Repeat all entries exactly.
[Begin Extracted material]
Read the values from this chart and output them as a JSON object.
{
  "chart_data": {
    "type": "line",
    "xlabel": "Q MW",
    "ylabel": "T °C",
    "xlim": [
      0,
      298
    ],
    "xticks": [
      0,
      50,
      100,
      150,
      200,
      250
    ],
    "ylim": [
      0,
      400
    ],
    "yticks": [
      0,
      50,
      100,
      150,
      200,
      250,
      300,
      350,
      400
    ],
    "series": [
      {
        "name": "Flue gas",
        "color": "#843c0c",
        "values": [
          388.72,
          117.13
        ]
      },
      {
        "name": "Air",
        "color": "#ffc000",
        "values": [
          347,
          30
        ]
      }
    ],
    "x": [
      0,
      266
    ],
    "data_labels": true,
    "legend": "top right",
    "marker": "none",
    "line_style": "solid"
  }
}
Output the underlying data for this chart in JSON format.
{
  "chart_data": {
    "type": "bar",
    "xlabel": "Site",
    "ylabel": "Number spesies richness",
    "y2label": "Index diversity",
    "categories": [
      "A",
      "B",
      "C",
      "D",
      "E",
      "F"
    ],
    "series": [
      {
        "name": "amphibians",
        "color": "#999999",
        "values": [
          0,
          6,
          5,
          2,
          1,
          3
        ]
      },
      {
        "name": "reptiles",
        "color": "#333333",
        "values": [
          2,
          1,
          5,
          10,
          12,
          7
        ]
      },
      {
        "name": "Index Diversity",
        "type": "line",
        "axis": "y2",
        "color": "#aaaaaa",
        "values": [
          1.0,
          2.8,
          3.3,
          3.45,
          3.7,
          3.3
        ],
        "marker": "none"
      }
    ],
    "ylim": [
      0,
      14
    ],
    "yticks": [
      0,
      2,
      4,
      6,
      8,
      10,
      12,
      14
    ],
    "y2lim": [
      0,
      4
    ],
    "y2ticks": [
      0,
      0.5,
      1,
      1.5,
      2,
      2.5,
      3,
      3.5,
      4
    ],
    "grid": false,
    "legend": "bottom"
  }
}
[End Extracted material]
**Task answer**
Read the values from this chart and output them as a JSON object.
{
  "chart_data": {
    "type": "line",
    "xlabel": "Q MW",
    "ylabel": "T °C",
    "xlim": [
      0,
      298
    ],
    "xticks": [
      0,
      50,
      100,
      150,
      200,
      250
    ],
    "ylim": [
      0,
      400
    ],
    "yticks": [
      0,
      50,
      100,
      150,
      200,
      250,
      300,
      350,
      400
    ],
    "series": [
      {
        "name": "Flue gas",
        "color": "#843c0c",
        "values": [
          388.72,
          117.13
        ]
      },
      {
        "name": "Air",
        "color": "#ffc000",
        "values": [
          347,
          30
        ]
      }
    ],
    "x": [
      0,
      266
    ],
    "data_labels": true,
    "legend": "top right",
    "marker": "none",
    "line_style": "solid"
  }
}
Output the underlying data for this chart in JSON format.
{
  "chart_data": {
    "type": "bar",
    "xlabel": "Site",
    "ylabel": "Number spesies richness",
    "y2label": "Index diversity",
    "categories": [
      "A",
      "B",
      "C",
      "D",
      "E",
      "F"
    ],
    "series": [
      {
        "name": "amphibians",
        "color": "#999999",
        "values": [
          0,
          6,
          5,
          2,
          1,
          3
        ]
      },
      {
        "name": "reptiles",
        "color": "#333333",
        "values": [
          2,
          1,
          5,
          10,
          12,
          7
        ]
      },
      {
        "name": "Index Diversity",
        "type": "line",
        "axis": "y2",
        "color": "#aaaaaa",
        "values": [
          1.0,
          2.8,
          3.3,
          3.45,
          3.7,
          3.3
        ],
        "marker": "none"
      }
    ],
    "ylim": [
      0,
      14
    ],
    "yticks": [
      0,
      2,
      4,
      6,
      8,
      10,
      12,
      14
    ],
    "y2lim": [
      0,
      4
    ],
    "y2ticks": [
      0,
      0.5,
      1,
      1.5,
      2,
      2.5,
      3,
      3.5,
      4
    ],
    "grid": false,
    "legend": "bottom"
  }
}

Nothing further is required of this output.